(Given task):
Show every line below where "that" can be found.

(Material supplied):
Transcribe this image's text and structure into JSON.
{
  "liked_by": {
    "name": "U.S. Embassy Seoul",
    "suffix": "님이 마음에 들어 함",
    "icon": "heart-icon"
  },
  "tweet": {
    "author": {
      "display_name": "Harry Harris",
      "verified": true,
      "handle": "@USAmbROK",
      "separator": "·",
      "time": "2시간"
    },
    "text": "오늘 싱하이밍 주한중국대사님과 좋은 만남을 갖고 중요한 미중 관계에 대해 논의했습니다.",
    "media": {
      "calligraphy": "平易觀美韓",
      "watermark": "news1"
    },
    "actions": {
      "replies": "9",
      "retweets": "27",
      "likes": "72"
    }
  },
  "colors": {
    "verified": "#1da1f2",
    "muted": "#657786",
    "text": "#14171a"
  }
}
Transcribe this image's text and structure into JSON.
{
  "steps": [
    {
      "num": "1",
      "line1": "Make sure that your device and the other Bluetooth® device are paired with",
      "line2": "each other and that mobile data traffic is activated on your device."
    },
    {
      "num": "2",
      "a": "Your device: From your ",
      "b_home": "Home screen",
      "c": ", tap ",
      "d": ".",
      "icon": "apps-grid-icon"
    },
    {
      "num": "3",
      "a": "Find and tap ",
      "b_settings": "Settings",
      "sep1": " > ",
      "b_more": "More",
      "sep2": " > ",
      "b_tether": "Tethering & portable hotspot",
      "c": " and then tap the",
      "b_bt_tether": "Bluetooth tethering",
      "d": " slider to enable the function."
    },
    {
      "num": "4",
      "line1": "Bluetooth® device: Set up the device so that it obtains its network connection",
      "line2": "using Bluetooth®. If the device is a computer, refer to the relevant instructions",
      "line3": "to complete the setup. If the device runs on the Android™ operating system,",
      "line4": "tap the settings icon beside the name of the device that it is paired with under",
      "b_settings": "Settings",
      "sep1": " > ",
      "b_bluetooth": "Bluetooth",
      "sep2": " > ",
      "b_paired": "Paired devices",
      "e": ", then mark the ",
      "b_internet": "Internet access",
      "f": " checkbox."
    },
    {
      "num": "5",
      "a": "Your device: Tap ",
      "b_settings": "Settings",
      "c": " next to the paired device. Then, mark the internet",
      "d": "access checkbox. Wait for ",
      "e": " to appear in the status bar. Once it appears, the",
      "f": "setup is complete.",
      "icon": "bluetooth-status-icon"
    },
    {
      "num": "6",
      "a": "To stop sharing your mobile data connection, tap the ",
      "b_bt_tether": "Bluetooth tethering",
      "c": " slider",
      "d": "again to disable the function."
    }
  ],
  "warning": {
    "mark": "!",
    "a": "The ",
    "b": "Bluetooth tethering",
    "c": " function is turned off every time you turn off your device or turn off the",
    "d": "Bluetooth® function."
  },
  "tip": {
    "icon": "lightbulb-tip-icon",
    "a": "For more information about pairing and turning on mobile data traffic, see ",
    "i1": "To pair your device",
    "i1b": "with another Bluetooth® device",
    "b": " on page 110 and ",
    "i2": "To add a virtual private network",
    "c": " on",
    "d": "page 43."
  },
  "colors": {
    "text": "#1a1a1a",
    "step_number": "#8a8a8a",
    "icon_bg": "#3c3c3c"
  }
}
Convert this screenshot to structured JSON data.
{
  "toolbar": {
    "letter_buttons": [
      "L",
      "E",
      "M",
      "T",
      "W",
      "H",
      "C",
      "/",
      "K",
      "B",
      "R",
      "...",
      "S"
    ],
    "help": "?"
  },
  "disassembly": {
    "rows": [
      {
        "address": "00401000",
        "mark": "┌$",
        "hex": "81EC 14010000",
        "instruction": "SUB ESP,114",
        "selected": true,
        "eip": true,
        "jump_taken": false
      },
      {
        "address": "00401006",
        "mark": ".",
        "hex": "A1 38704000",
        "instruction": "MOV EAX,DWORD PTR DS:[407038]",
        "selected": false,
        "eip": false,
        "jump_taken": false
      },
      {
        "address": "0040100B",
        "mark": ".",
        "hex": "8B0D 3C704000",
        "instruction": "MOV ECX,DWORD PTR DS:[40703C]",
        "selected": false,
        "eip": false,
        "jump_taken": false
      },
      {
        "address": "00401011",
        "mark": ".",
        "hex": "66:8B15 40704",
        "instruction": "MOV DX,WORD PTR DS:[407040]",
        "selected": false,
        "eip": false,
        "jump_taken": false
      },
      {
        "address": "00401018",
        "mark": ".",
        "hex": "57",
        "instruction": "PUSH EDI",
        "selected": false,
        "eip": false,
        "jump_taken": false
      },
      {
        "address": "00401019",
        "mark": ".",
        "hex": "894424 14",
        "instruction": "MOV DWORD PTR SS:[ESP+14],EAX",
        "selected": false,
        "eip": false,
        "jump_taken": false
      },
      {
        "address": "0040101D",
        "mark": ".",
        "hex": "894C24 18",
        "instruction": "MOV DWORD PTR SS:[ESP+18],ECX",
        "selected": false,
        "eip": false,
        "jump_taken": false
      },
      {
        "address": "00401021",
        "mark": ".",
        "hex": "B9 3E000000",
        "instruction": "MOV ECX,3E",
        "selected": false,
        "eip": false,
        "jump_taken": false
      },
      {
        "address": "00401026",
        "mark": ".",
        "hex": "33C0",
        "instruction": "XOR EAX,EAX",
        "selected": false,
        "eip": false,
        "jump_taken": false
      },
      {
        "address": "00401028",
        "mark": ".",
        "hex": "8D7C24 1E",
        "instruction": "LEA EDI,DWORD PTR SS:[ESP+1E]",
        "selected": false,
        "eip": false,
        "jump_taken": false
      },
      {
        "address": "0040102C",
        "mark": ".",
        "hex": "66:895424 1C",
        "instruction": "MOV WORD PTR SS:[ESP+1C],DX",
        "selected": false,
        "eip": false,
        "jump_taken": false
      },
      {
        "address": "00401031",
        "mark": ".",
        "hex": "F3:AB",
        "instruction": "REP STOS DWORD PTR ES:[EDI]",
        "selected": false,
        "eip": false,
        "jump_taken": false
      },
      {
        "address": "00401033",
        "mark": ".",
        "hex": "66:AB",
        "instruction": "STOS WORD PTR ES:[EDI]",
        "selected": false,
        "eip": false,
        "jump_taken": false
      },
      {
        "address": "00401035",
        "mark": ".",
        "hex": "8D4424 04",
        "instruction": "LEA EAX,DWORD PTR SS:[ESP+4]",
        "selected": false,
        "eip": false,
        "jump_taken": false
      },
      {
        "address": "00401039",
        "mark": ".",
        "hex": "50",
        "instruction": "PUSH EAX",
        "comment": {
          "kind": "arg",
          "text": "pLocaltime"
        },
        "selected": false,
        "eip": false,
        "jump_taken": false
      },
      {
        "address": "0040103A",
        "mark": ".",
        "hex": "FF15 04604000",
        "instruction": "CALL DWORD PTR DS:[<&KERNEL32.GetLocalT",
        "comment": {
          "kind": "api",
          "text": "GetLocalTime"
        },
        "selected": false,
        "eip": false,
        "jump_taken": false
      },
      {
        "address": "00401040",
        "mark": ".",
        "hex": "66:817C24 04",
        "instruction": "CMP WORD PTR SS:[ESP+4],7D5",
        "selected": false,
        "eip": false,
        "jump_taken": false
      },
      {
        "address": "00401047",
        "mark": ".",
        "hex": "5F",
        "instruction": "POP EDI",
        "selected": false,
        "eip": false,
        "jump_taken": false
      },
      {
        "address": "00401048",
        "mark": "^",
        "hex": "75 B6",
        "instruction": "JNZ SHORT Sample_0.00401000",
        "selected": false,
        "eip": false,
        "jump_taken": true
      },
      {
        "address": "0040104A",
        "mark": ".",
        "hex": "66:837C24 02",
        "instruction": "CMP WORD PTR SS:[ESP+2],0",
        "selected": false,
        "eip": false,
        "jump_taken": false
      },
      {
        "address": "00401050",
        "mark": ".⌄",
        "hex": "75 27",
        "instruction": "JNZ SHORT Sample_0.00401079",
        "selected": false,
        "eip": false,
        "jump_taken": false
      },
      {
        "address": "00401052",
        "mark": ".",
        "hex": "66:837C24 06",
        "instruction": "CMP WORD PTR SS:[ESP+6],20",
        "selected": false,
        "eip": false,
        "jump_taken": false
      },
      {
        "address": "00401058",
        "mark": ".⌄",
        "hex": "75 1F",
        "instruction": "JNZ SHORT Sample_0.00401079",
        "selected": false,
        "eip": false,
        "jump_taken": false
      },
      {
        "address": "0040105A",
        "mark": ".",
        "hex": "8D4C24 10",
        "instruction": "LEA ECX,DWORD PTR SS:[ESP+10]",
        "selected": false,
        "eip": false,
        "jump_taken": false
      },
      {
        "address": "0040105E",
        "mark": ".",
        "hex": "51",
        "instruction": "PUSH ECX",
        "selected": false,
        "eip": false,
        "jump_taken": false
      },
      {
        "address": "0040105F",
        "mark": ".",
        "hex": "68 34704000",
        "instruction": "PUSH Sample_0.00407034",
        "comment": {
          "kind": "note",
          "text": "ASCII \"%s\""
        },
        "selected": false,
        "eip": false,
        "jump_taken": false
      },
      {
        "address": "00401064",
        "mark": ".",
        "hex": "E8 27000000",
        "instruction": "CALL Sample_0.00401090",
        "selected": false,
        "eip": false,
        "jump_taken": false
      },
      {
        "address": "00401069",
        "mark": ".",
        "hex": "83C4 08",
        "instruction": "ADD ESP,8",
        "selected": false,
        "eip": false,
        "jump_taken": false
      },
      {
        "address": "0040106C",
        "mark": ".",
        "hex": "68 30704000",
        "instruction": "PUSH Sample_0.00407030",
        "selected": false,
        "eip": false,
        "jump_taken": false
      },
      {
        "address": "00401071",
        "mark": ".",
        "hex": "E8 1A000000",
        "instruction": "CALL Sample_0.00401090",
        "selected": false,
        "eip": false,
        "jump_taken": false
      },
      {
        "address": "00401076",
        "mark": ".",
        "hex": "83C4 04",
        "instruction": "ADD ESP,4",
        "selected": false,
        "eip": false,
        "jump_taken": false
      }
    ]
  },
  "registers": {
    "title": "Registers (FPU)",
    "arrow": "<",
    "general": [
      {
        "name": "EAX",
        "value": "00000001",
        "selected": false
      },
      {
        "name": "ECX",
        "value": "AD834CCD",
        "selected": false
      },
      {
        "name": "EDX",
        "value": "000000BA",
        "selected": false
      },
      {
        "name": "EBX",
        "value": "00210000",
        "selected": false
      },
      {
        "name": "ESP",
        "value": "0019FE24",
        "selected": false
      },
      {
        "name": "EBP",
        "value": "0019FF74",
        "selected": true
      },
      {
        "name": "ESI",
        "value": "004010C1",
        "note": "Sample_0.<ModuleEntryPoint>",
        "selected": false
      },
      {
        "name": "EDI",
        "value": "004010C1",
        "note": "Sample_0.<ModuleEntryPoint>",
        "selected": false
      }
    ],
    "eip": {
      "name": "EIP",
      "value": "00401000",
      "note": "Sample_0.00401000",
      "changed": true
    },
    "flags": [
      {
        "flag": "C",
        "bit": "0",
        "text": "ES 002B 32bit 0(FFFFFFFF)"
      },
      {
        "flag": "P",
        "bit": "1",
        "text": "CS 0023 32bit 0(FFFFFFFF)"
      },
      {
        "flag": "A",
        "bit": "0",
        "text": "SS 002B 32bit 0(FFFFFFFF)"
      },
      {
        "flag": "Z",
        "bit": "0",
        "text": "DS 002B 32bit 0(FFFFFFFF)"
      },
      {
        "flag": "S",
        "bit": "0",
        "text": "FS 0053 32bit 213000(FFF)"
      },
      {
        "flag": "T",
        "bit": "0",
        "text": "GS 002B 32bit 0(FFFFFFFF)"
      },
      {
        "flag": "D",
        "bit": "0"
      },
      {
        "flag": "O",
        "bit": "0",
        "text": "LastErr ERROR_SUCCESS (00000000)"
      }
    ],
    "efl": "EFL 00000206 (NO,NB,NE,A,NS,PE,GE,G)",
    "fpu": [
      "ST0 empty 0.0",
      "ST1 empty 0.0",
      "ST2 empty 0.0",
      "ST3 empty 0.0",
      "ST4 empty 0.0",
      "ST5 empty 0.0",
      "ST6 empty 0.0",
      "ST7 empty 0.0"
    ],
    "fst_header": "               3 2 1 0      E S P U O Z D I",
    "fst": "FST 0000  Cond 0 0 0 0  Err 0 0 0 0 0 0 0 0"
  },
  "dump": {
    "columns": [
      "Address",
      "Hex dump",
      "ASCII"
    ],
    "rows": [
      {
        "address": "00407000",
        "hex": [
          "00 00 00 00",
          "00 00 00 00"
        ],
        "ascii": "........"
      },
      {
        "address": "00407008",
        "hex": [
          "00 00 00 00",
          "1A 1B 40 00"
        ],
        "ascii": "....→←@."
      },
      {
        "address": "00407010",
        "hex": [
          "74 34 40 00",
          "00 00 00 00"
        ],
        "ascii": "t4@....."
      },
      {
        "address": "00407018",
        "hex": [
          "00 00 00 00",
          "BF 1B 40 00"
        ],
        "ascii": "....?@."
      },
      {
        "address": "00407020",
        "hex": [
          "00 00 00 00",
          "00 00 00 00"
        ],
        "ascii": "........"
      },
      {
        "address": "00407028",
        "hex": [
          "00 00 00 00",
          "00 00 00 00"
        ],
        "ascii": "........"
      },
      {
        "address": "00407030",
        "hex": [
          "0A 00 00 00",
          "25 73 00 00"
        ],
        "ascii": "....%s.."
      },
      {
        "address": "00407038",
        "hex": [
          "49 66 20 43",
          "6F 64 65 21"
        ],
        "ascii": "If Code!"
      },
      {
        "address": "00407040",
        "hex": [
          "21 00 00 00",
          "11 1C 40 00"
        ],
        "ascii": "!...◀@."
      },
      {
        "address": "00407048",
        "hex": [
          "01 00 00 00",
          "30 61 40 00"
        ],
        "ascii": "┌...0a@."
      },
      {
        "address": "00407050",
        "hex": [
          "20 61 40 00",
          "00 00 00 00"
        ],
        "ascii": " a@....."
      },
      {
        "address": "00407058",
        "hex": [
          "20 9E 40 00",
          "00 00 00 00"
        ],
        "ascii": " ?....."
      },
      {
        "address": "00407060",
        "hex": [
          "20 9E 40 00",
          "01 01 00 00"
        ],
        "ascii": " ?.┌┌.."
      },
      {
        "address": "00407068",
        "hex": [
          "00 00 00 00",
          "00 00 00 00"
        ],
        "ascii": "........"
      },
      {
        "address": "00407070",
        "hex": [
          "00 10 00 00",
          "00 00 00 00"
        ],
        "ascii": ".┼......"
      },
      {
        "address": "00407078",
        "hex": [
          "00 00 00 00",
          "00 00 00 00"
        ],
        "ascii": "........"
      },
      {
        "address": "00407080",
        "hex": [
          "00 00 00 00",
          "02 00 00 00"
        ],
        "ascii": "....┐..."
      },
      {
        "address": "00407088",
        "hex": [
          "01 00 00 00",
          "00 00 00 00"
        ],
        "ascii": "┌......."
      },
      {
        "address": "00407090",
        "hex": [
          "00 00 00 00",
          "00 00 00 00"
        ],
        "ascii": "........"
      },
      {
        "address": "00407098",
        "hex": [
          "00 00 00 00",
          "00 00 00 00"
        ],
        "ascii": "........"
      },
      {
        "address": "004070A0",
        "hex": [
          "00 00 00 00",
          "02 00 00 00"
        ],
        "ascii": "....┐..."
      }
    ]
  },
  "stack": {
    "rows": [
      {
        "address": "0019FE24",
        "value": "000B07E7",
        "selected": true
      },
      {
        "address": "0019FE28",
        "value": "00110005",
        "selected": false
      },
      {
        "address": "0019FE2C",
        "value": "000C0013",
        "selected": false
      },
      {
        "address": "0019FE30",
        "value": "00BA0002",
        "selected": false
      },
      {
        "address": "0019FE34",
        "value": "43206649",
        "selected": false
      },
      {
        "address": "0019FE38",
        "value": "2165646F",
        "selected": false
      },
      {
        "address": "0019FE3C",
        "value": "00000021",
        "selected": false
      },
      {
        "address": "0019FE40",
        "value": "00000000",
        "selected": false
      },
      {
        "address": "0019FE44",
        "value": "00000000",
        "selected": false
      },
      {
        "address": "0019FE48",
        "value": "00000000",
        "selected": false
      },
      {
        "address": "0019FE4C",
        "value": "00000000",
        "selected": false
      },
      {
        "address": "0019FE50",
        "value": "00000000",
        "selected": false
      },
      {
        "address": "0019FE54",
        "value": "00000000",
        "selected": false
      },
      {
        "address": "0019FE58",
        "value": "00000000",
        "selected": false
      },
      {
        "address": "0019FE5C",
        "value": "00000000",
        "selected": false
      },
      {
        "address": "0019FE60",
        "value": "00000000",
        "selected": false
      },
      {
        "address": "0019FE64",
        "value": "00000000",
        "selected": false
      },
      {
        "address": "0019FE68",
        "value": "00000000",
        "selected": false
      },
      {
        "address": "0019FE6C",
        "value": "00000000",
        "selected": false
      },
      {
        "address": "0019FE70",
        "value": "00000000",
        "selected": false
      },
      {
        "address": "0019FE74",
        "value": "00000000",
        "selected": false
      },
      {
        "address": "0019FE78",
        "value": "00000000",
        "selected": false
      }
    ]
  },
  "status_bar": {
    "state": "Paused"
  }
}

(Result of the exercise):
      "line1": "Make sure that your device and the other Bluetooth® device are paired with",
      "line2": "each other and that mobile data traffic is activated on your device."
      "line1": "Bluetooth® device: Set up the device so that it obtains its network connection",
      "line4": "tap the settings icon beside the name of the device that it is paired with under",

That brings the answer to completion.